● What is asked
Output the material word for word. Leave each picture out.

● Raw records
──────────────────────────────
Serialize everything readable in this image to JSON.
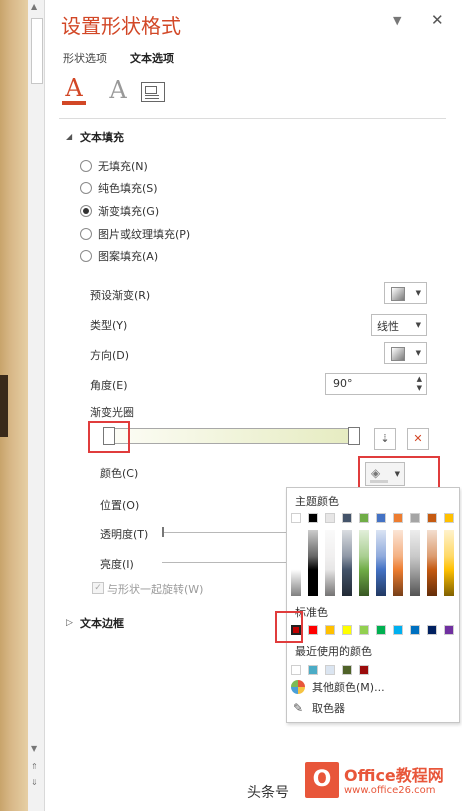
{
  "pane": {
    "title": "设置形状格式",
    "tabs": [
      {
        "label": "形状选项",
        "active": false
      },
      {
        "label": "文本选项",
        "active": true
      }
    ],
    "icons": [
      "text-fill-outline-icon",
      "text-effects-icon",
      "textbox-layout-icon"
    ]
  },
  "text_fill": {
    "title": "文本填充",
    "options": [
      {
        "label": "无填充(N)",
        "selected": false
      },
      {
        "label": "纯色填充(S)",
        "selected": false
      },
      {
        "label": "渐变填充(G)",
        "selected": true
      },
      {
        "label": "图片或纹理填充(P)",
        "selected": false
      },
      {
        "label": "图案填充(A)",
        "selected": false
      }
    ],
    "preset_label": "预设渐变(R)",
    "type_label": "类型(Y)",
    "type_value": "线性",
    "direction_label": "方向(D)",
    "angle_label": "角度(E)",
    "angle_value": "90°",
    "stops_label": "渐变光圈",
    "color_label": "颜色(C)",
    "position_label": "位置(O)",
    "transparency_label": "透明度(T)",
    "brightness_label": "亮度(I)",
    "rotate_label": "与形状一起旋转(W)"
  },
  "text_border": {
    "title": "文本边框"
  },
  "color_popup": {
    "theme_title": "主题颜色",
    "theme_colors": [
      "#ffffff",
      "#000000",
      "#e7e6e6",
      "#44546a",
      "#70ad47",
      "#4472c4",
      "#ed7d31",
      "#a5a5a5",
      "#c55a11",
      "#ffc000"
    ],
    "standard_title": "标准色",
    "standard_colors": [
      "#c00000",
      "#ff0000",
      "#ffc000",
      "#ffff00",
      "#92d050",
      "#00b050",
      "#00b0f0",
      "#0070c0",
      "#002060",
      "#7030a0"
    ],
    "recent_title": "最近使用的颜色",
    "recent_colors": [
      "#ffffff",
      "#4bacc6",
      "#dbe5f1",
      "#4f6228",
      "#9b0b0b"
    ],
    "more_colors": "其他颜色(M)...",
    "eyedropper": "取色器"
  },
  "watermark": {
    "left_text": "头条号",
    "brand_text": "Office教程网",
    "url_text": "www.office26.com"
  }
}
──────────────────────────────
● Worked solution
Serialize everything readable in this image to JSON.
{
  "pane": {
    "title": "设置形状格式",
    "tabs": [
      {
        "label": "形状选项",
        "active": false
      },
      {
        "label": "文本选项",
        "active": true
      }
    ],
    "icons": [
      "text-fill-outline-icon",
      "text-effects-icon",
      "textbox-layout-icon"
    ]
  },
  "text_fill": {
    "title": "文本填充",
    "options": [
      {
        "label": "无填充(N)",
        "selected": false
      },
      {
        "label": "纯色填充(S)",
        "selected": false
      },
      {
        "label": "渐变填充(G)",
        "selected": true
      },
      {
        "label": "图片或纹理填充(P)",
        "selected": false
      },
      {
        "label": "图案填充(A)",
        "selected": false
      }
    ],
    "preset_label": "预设渐变(R)",
    "type_label": "类型(Y)",
    "type_value": "线性",
    "direction_label": "方向(D)",
    "angle_label": "角度(E)",
    "angle_value": "90°",
    "stops_label": "渐变光圈",
    "color_label": "颜色(C)",
    "position_label": "位置(O)",
    "transparency_label": "透明度(T)",
    "brightness_label": "亮度(I)",
    "rotate_label": "与形状一起旋转(W)"
  },
  "text_border": {
    "title": "文本边框"
  },
  "color_popup": {
    "theme_title": "主题颜色",
    "theme_colors": [
      "#ffffff",
      "#000000",
      "#e7e6e6",
      "#44546a",
      "#70ad47",
      "#4472c4",
      "#ed7d31",
      "#a5a5a5",
      "#c55a11",
      "#ffc000"
    ],
    "standard_title": "标准色",
    "standard_colors": [
      "#c00000",
      "#ff0000",
      "#ffc000",
      "#ffff00",
      "#92d050",
      "#00b050",
      "#00b0f0",
      "#0070c0",
      "#002060",
      "#7030a0"
    ],
    "recent_title": "最近使用的颜色",
    "recent_colors": [
      "#ffffff",
      "#4bacc6",
      "#dbe5f1",
      "#4f6228",
      "#9b0b0b"
    ],
    "more_colors": "其他颜色(M)...",
    "eyedropper": "取色器"
  },
  "watermark": {
    "left_text": "头条号",
    "brand_text": "Office教程网",
    "url_text": "www.office26.com"
  }
}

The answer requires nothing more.